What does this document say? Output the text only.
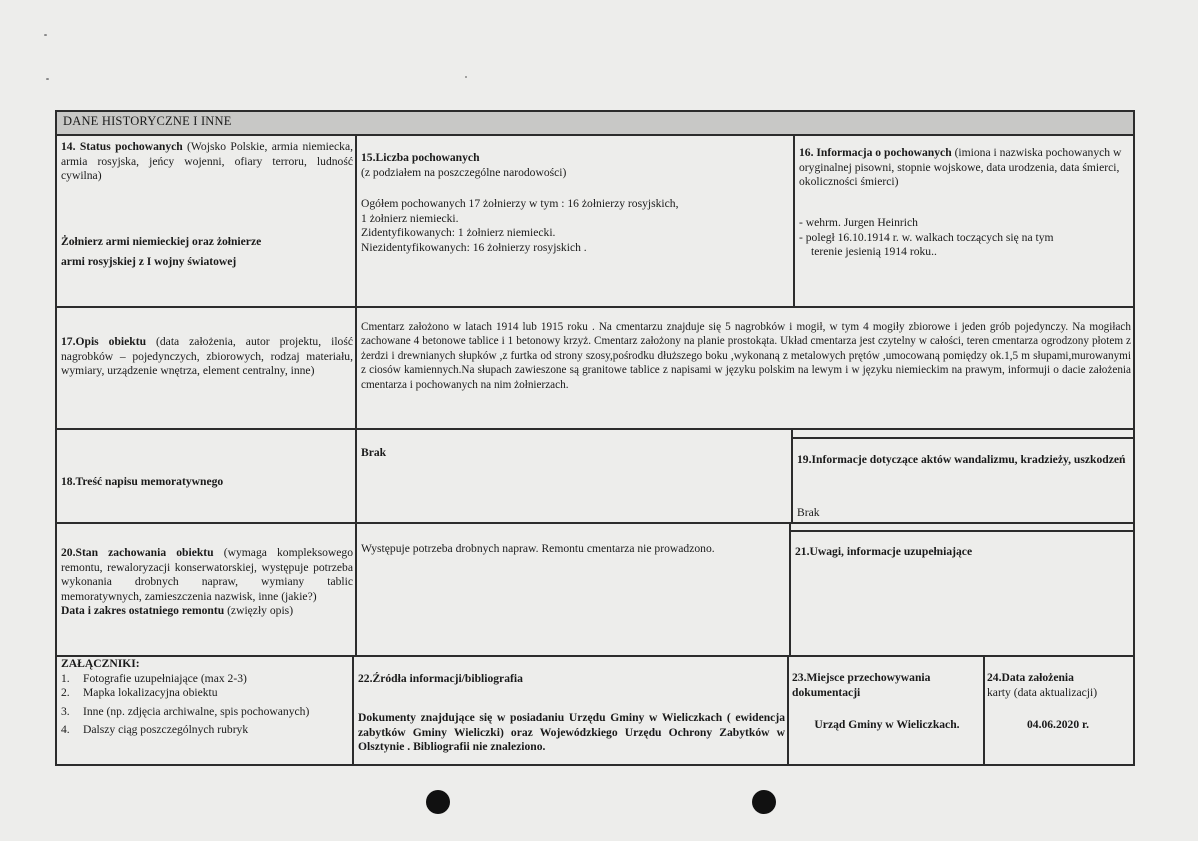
DANE HISTORYCZNE I INNE
14. Status pochowanych (Wojsko Polskie, armia niemiecka, armia rosyjska, jeńcy wojenni, ofiary terroru, ludność cywilna)
Żołnierz armi niemieckiej oraz żołnierze
armi rosyjskiej z I wojny światowej
15.Liczba pochowanych
(z podziałem na poszczególne narodowości)
Ogółem pochowanych 17 żołnierzy w tym : 16 żołnierzy rosyjskich,
1 żołnierz niemiecki.
Zidentyfikowanych: 1 żołnierz niemiecki.
Niezidentyfikowanych: 16 żołnierzy rosyjskich .
16. Informacja o pochowanych (imiona i nazwiska pochowanych w oryginalnej pisowni, stopnie wojskowe, data urodzenia, data śmierci, okoliczności śmierci)
- wehrm. Jurgen Heinrich
- poległ 16.10.1914 r. w. walkach toczących się na tym
terenie jesienią 1914 roku..
17.Opis obiektu (data założenia, autor projektu, ilość nagrobków – pojedynczych, zbiorowych, rodzaj materiału, wymiary, urządzenie wnętrza, element centralny, inne)
Cmentarz założono w latach 1914 lub 1915 roku . Na cmentarzu znajduje się 5 nagrobków i mogił, w tym 4 mogiły zbiorowe i jeden grób pojedynczy. Na mogiłach zachowane 4 betonowe tablice i 1 betonowy krzyż. Cmentarz założony na planie prostokąta. Układ cmentarza jest czytelny w całości, teren cmentarza ogrodzony płotem z żerdzi i drewnianych słupków ,z furtka od strony szosy,pośrodku dłuższego boku ,wykonaną z metalowych prętów ,umocowaną pomiędzy ok.1,5 m słupami,murowanymi z ciosów kamiennych.Na słupach zawieszone są granitowe tablice z napisami w języku polskim na lewym i w języku niemieckim na prawym, informuji o dacie założenia cmentarza i pochowanych na nim żołnierzach.
18.Treść napisu memoratywnego
Brak
19.Informacje dotyczące aktów wandalizmu, kradzieży, uszkodzeń
Brak
20.Stan zachowania obiektu (wymaga kompleksowego remontu, rewaloryzacji konserwatorskiej, występuje potrzeba wykonania drobnych napraw, wymiany tablic memoratywnych, zamieszczenia nazwisk, inne (jakie?)
Data i zakres ostatniego remontu (zwięzły opis)
Występuje potrzeba drobnych napraw. Remontu cmentarza nie prowadzono.	21.Uwagi, informacje uzupełniające
ZAŁĄCZNIKI:
1. Fotografie uzupełniające (max 2-3)
2. Mapka lokalizacyjna obiektu
3. Inne (np. zdjęcia archiwalne, spis pochowanych)
4. Dalszy ciąg poszczególnych rubryk
22.Źródła informacji/bibliografia
Dokumenty znajdujące się w posiadaniu Urzędu Gminy w Wieliczkach ( ewidencja zabytków Gminy Wieliczki) oraz Wojewódzkiego Urzędu Ochrony Zabytków w Olsztynie . Bibliografii nie znaleziono.
23.Miejsce przechowywania dokumentacji
Urząd Gminy w Wieliczkach.
24.Data założenia
karty (data aktualizacji)
04.06.2020 r.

━━━━━━━━━━

Report how many lines of the data contain the word "roku", using the number alone.

2